Problem details
Return each line of the data below exactly, omitting any pictures.

Materials provided

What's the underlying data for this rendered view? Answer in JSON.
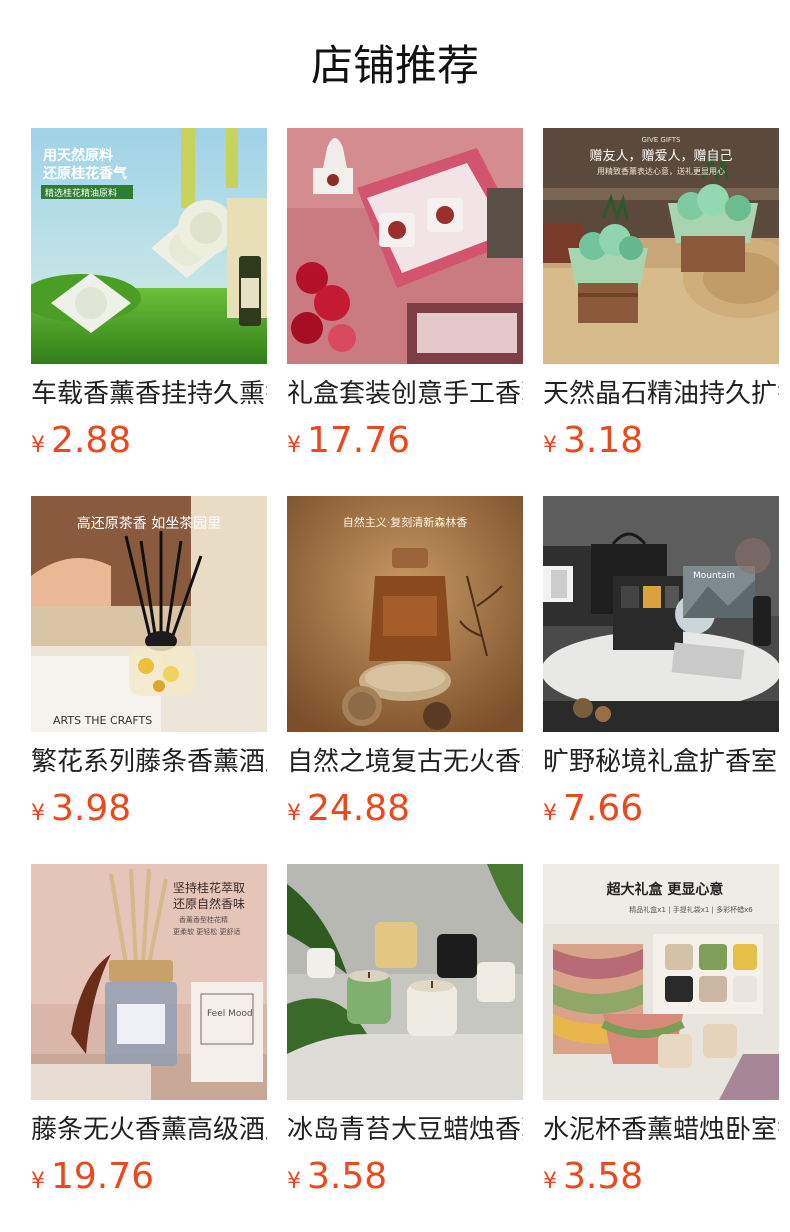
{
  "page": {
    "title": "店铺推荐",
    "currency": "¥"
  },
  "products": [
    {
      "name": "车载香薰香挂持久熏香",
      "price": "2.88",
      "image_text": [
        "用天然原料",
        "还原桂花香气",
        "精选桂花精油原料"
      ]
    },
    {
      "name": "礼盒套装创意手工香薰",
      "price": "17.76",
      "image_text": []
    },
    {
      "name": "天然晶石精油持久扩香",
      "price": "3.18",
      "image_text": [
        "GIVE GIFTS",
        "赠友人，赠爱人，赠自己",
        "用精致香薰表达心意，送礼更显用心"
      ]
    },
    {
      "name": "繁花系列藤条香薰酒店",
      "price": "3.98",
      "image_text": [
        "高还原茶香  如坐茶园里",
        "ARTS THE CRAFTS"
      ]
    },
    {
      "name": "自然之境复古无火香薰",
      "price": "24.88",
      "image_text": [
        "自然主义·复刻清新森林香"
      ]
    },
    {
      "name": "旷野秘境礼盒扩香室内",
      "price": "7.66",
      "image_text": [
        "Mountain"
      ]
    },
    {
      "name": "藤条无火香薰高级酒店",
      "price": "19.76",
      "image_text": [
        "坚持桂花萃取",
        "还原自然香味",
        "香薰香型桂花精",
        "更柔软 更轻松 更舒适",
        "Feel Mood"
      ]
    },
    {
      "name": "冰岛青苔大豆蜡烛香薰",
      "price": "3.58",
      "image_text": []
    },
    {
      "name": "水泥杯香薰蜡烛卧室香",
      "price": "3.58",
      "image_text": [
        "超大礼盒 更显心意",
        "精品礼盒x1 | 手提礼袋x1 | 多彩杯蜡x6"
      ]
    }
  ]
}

The solution
What's the underlying data for this rendered view? Answer in JSON.
{
  "page": {
    "title": "店铺推荐",
    "currency": "¥"
  },
  "products": [
    {
      "name": "车载香薰香挂持久熏香",
      "price": "2.88",
      "image_text": [
        "用天然原料",
        "还原桂花香气",
        "精选桂花精油原料"
      ]
    },
    {
      "name": "礼盒套装创意手工香薰",
      "price": "17.76",
      "image_text": []
    },
    {
      "name": "天然晶石精油持久扩香",
      "price": "3.18",
      "image_text": [
        "GIVE GIFTS",
        "赠友人，赠爱人，赠自己",
        "用精致香薰表达心意，送礼更显用心"
      ]
    },
    {
      "name": "繁花系列藤条香薰酒店",
      "price": "3.98",
      "image_text": [
        "高还原茶香  如坐茶园里",
        "ARTS THE CRAFTS"
      ]
    },
    {
      "name": "自然之境复古无火香薰",
      "price": "24.88",
      "image_text": [
        "自然主义·复刻清新森林香"
      ]
    },
    {
      "name": "旷野秘境礼盒扩香室内",
      "price": "7.66",
      "image_text": [
        "Mountain"
      ]
    },
    {
      "name": "藤条无火香薰高级酒店",
      "price": "19.76",
      "image_text": [
        "坚持桂花萃取",
        "还原自然香味",
        "香薰香型桂花精",
        "更柔软 更轻松 更舒适",
        "Feel Mood"
      ]
    },
    {
      "name": "冰岛青苔大豆蜡烛香薰",
      "price": "3.58",
      "image_text": []
    },
    {
      "name": "水泥杯香薰蜡烛卧室香",
      "price": "3.58",
      "image_text": [
        "超大礼盒 更显心意",
        "精品礼盒x1 | 手提礼袋x1 | 多彩杯蜡x6"
      ]
    }
  ]
}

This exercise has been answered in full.